Supplied material.

◇ ◇ ◇ ◇ ◇

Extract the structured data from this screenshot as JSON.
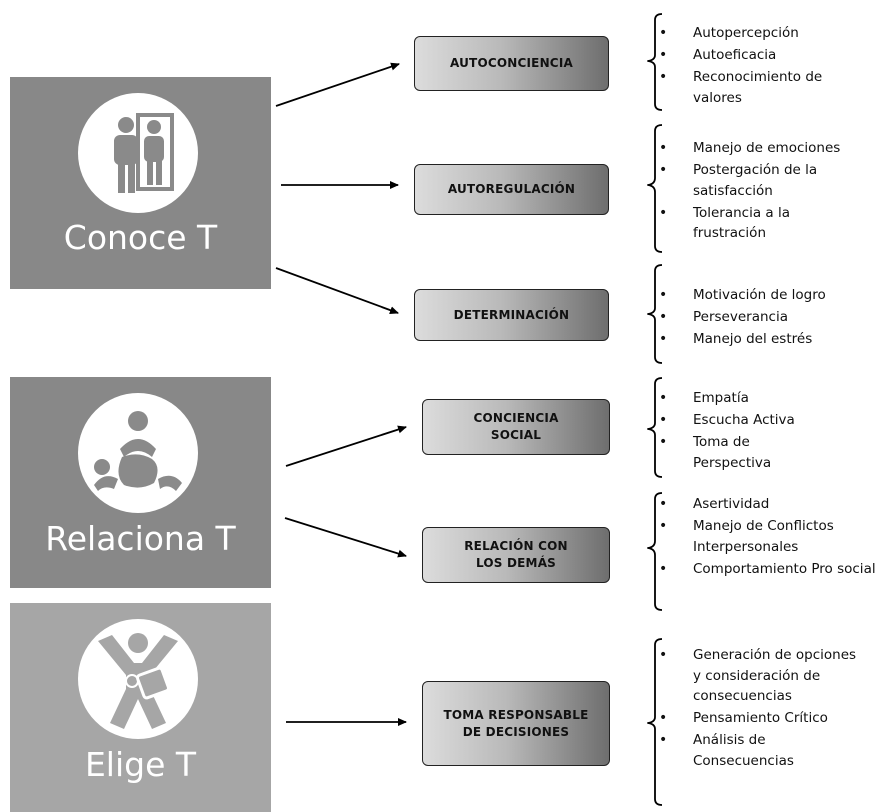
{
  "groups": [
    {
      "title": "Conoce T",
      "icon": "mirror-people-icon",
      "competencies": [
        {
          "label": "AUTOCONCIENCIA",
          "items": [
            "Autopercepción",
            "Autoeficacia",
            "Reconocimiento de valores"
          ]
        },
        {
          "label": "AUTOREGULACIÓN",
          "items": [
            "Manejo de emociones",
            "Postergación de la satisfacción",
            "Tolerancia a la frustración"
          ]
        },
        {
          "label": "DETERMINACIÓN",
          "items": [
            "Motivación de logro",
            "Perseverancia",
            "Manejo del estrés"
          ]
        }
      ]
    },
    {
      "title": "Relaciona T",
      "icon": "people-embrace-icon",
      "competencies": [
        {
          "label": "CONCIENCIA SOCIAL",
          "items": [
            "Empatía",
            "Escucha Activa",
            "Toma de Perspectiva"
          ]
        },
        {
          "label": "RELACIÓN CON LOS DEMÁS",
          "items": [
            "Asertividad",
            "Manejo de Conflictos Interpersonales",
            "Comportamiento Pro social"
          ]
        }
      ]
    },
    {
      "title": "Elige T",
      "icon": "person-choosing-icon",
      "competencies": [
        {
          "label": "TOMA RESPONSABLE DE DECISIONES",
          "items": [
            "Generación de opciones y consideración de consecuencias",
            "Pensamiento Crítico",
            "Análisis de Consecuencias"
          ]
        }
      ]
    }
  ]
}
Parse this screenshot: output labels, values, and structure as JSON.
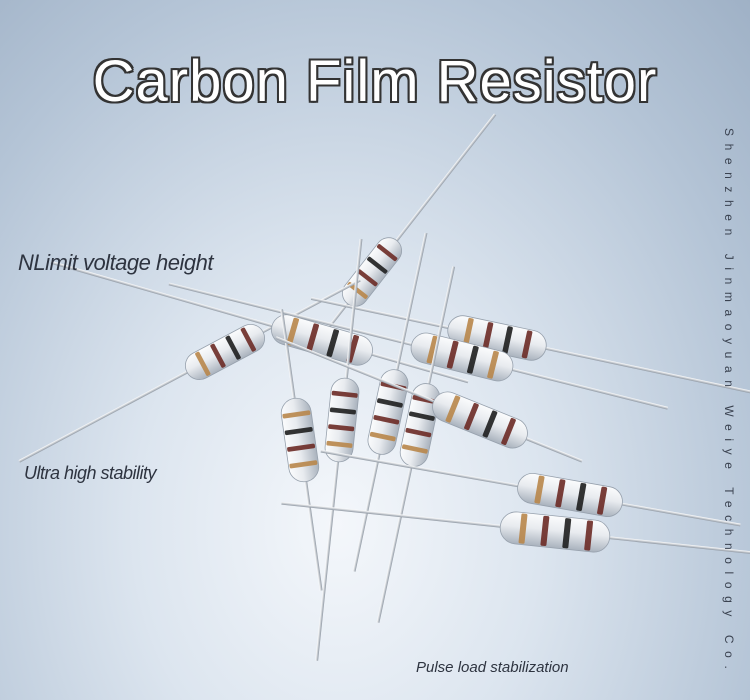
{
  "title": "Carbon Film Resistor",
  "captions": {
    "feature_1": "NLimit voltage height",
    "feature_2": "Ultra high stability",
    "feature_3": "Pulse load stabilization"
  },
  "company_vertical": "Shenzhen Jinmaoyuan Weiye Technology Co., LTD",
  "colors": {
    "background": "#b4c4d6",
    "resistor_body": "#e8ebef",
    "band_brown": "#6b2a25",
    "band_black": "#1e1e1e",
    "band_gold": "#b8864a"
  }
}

◇ ◇ ◇ ◇ ◇

Given problem. Copy every line of the entries above in which "JSON" occurs.

Output for this exercise.
Extract the structured data from this screenshot as JSON.
Parse this screenshot: output labels, values, and structure as JSON.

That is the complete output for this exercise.